# WHAT THE EXERCISE ASKS:
Pick out every line holding the string "opcional" and copy it.

(Data records)
-.-.-

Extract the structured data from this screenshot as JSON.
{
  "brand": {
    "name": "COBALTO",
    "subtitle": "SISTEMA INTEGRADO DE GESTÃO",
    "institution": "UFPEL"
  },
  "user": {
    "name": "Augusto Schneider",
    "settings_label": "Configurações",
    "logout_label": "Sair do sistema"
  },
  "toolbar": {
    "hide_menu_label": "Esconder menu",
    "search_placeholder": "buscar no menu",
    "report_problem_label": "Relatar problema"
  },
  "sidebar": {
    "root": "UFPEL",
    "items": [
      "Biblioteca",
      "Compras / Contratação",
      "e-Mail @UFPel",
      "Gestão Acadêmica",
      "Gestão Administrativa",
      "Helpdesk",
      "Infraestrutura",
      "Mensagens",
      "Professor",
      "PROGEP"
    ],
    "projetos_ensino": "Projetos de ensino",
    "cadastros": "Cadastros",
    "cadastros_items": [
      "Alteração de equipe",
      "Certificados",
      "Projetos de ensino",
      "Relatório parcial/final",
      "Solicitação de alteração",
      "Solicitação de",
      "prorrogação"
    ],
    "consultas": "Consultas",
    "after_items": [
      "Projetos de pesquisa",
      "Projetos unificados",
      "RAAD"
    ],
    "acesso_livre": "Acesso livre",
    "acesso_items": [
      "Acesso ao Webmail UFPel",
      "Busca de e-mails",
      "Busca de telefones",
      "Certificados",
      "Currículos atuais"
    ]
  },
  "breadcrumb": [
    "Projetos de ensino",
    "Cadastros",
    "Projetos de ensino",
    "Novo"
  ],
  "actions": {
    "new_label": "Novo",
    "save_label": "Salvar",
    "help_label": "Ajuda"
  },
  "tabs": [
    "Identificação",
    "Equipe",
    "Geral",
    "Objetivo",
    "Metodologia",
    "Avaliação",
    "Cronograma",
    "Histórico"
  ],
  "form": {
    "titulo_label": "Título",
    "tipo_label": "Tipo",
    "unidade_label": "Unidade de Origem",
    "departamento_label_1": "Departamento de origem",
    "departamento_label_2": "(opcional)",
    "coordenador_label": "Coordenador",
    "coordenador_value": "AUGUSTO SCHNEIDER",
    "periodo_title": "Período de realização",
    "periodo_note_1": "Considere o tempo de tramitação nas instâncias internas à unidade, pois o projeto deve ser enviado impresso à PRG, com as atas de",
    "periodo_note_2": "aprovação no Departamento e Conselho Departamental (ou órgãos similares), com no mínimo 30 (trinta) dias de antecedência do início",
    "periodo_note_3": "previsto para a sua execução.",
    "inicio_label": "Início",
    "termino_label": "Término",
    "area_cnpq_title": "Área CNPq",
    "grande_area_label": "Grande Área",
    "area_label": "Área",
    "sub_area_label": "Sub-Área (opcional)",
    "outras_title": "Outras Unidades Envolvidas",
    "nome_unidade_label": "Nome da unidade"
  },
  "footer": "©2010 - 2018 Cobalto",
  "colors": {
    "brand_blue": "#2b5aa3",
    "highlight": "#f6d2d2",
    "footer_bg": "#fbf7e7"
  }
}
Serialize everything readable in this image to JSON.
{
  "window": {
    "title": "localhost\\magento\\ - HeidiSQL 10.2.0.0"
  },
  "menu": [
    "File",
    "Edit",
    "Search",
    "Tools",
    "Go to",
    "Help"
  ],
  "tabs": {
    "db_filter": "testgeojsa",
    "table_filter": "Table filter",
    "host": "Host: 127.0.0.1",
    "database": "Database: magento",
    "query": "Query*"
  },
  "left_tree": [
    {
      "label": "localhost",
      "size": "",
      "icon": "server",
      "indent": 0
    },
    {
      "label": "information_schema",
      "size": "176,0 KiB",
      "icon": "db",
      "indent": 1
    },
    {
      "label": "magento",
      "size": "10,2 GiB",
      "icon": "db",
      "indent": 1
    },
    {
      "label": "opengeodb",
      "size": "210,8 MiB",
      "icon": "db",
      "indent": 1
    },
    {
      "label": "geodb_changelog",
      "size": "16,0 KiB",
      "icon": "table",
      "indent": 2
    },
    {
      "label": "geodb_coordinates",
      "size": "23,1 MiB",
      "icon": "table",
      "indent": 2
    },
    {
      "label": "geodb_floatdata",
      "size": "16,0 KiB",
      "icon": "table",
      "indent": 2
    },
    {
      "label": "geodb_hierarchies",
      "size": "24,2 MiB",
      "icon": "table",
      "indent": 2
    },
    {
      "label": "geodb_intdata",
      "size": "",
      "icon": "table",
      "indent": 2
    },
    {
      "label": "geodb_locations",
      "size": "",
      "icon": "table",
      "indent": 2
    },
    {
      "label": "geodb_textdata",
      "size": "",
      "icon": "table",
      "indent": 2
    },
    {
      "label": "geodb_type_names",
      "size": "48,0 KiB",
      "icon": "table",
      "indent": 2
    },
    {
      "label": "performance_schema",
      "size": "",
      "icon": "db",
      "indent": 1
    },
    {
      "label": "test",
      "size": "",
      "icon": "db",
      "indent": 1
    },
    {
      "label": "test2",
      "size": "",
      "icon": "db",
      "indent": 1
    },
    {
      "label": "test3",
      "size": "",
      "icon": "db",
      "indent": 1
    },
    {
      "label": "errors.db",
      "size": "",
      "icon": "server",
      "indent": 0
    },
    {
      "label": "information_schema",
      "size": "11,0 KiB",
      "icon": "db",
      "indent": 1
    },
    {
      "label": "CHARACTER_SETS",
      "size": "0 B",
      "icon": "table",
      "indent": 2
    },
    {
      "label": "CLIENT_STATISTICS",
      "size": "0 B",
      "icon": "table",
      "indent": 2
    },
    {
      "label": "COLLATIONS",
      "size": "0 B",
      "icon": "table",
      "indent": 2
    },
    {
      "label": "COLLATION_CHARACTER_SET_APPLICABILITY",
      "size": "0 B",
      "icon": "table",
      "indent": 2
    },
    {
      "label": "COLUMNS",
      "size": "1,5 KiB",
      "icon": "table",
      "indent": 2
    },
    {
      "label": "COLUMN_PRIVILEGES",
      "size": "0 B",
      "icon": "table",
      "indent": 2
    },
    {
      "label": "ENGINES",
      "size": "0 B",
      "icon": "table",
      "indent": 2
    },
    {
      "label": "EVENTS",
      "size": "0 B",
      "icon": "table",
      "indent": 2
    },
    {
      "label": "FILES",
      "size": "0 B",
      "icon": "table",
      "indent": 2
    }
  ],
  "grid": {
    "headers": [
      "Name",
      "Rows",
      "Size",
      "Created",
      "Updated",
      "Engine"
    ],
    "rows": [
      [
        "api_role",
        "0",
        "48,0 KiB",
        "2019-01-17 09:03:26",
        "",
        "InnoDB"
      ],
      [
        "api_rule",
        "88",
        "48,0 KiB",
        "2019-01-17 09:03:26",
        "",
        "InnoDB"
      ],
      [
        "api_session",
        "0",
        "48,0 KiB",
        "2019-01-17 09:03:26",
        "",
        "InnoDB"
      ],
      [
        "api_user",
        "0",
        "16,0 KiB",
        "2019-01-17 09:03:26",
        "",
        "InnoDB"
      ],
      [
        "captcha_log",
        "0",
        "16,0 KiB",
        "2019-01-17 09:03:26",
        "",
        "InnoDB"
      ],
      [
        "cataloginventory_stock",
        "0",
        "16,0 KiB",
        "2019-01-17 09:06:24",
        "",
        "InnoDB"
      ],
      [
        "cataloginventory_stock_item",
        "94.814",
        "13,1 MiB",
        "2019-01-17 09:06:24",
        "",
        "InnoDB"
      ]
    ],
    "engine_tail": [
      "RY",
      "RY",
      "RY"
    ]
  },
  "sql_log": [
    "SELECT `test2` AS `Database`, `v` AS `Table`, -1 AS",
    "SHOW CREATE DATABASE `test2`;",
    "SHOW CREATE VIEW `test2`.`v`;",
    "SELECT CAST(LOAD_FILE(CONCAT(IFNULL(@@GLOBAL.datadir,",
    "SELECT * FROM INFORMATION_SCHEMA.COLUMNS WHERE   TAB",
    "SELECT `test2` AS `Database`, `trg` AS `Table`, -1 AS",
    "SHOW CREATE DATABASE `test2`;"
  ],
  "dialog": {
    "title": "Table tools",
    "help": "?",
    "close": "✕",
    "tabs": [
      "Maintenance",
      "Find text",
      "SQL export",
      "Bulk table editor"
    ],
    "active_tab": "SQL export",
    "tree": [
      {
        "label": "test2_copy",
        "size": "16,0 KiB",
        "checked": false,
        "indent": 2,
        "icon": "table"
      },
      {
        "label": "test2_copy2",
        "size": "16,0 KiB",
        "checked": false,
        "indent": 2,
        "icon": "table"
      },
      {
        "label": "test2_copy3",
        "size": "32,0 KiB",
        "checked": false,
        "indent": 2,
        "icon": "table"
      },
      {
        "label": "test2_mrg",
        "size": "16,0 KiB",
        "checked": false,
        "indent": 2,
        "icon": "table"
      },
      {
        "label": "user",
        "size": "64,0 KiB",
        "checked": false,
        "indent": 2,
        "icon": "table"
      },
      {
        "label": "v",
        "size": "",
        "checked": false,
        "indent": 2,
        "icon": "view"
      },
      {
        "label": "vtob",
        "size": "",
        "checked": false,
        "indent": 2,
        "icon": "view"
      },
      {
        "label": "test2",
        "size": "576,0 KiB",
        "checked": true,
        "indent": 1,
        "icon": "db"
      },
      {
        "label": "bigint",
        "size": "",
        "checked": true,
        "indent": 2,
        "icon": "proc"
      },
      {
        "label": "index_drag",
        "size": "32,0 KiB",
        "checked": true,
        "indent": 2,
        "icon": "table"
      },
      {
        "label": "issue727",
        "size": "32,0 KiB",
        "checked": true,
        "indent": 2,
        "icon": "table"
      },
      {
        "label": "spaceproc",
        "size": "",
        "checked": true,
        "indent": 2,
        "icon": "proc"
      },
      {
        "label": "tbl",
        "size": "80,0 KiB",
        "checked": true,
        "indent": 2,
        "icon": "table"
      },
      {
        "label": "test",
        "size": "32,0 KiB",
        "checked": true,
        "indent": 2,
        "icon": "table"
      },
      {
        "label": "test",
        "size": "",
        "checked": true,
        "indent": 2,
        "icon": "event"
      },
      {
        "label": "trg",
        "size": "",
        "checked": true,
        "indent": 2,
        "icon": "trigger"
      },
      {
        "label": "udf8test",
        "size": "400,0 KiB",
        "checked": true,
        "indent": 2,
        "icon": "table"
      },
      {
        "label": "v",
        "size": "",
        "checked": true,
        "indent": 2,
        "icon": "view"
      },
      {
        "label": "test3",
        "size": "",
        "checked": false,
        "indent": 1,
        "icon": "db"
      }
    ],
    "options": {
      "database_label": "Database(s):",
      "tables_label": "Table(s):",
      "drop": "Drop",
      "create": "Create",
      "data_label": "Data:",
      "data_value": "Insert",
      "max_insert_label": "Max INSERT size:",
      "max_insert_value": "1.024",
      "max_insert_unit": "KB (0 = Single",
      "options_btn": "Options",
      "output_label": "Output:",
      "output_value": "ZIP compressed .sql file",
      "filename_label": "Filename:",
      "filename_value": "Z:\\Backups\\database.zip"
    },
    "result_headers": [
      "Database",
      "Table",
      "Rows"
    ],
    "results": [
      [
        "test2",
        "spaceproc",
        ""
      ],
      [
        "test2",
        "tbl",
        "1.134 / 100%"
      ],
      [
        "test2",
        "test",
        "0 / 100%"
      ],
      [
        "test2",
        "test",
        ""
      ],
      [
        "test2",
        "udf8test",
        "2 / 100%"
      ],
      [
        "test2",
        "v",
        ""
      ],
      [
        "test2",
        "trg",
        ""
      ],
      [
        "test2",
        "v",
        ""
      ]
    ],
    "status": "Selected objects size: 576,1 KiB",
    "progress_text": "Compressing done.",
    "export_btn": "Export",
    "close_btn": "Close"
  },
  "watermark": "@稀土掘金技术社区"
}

-.-.-

# COMPLETE ANSWER:
    "departamento_label_2": "(opcional)",
    "sub_area_label": "Sub-Área (opcional)",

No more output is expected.